## [Instructions to follow]
Locate each line holding the string "기획예산실" and copy it.

[Data entries]
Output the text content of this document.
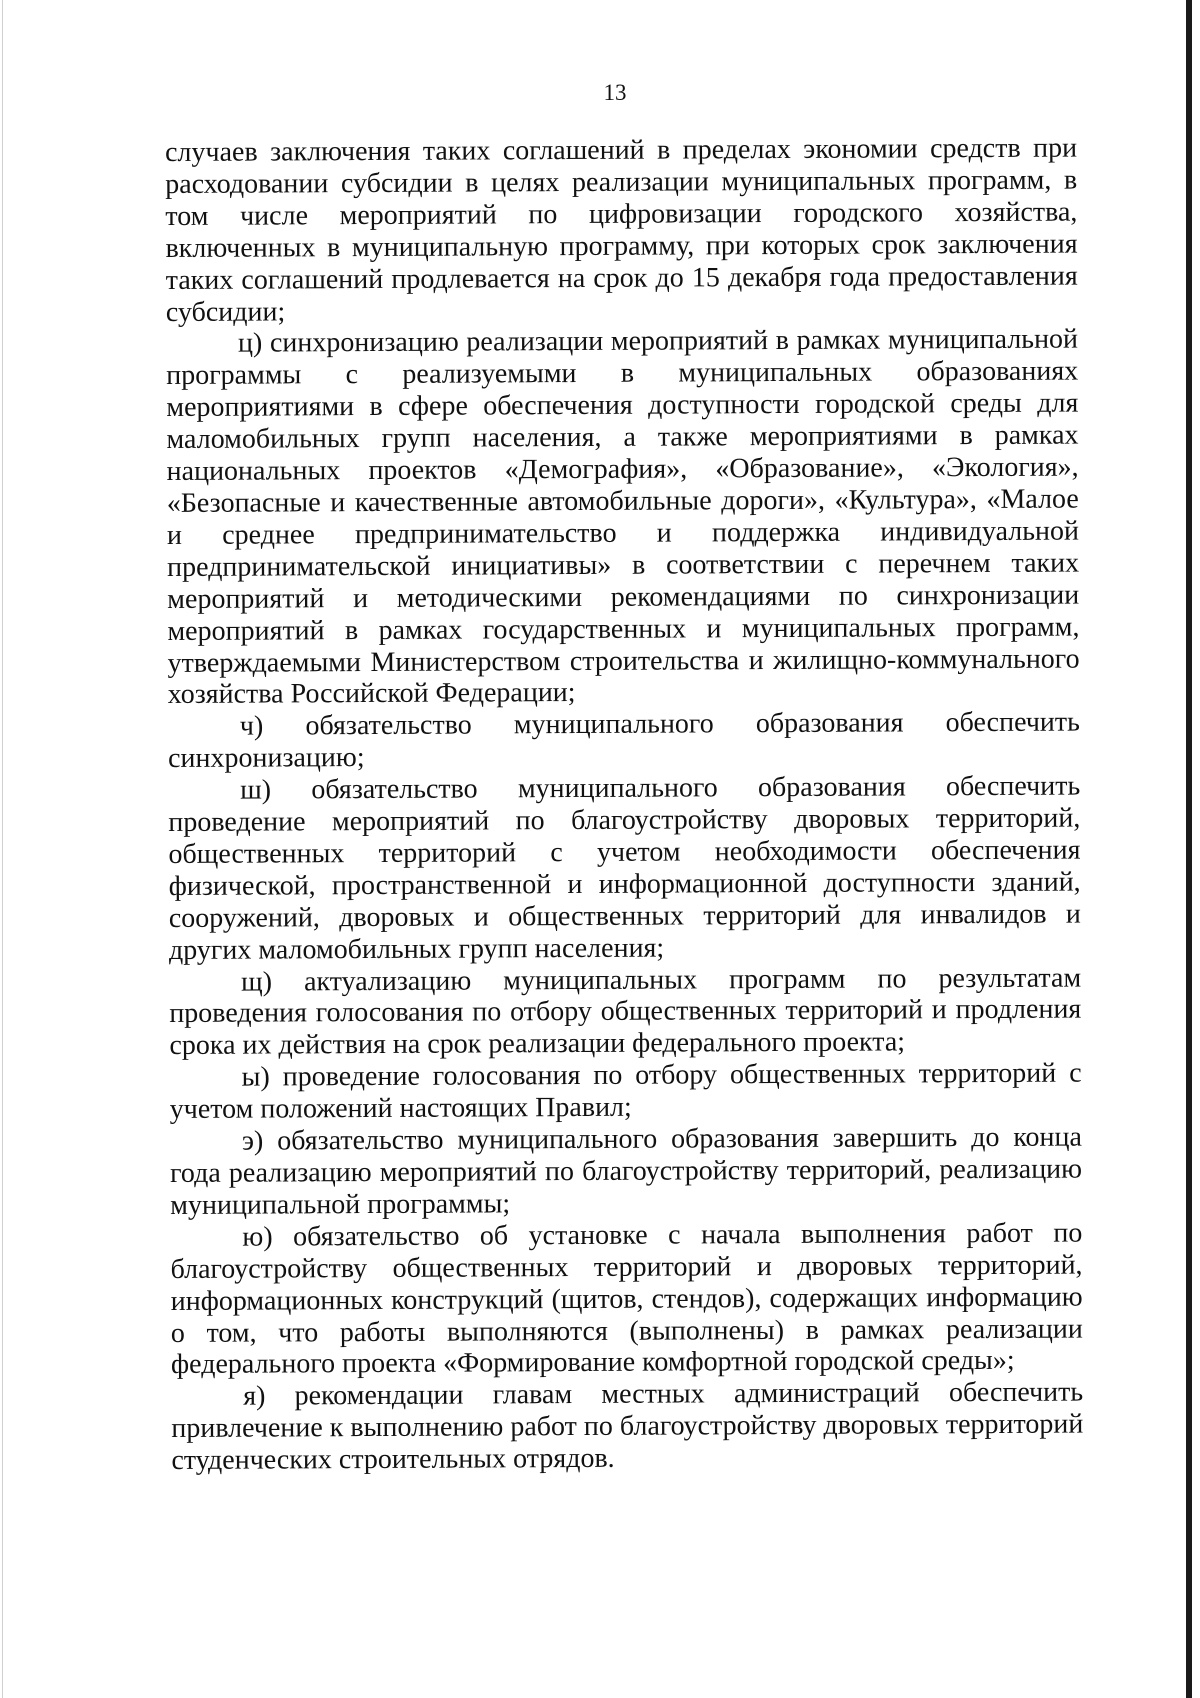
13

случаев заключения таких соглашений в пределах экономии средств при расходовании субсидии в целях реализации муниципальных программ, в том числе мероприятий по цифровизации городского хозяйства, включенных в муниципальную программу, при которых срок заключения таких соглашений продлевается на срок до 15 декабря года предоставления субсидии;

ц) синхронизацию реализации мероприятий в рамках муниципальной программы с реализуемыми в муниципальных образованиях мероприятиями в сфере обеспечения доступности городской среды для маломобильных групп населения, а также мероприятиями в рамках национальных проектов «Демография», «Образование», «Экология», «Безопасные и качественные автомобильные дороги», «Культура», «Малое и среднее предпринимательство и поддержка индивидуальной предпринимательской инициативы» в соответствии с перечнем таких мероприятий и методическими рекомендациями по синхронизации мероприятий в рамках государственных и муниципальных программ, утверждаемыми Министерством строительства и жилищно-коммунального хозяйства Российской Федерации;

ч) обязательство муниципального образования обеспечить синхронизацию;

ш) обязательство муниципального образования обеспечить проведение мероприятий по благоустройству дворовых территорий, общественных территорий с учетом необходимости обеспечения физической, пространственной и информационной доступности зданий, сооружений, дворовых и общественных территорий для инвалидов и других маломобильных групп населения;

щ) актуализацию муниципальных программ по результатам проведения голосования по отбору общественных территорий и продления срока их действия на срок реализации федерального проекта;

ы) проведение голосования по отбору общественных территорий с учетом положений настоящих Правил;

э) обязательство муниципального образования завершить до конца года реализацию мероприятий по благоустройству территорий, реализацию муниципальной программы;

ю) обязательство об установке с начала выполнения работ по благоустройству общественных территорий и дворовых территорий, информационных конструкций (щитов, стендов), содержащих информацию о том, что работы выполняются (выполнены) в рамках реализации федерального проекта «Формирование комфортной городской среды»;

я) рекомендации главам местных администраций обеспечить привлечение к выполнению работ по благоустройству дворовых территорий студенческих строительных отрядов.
==
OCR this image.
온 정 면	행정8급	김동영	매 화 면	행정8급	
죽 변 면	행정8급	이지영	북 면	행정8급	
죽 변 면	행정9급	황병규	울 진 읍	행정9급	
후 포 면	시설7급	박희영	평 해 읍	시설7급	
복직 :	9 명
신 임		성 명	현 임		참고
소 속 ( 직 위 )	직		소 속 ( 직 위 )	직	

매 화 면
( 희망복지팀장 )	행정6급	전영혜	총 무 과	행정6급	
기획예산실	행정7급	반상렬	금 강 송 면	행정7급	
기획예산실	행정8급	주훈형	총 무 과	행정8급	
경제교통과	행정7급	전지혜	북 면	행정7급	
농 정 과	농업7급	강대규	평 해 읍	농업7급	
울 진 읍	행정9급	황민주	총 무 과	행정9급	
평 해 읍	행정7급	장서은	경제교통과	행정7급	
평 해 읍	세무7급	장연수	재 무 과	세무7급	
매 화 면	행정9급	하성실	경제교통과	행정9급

## [The answer]
기획예산실	행정7급	반상렬	금 강 송 면	행정7급	
기획예산실	행정8급	주훈형	총 무 과	행정8급	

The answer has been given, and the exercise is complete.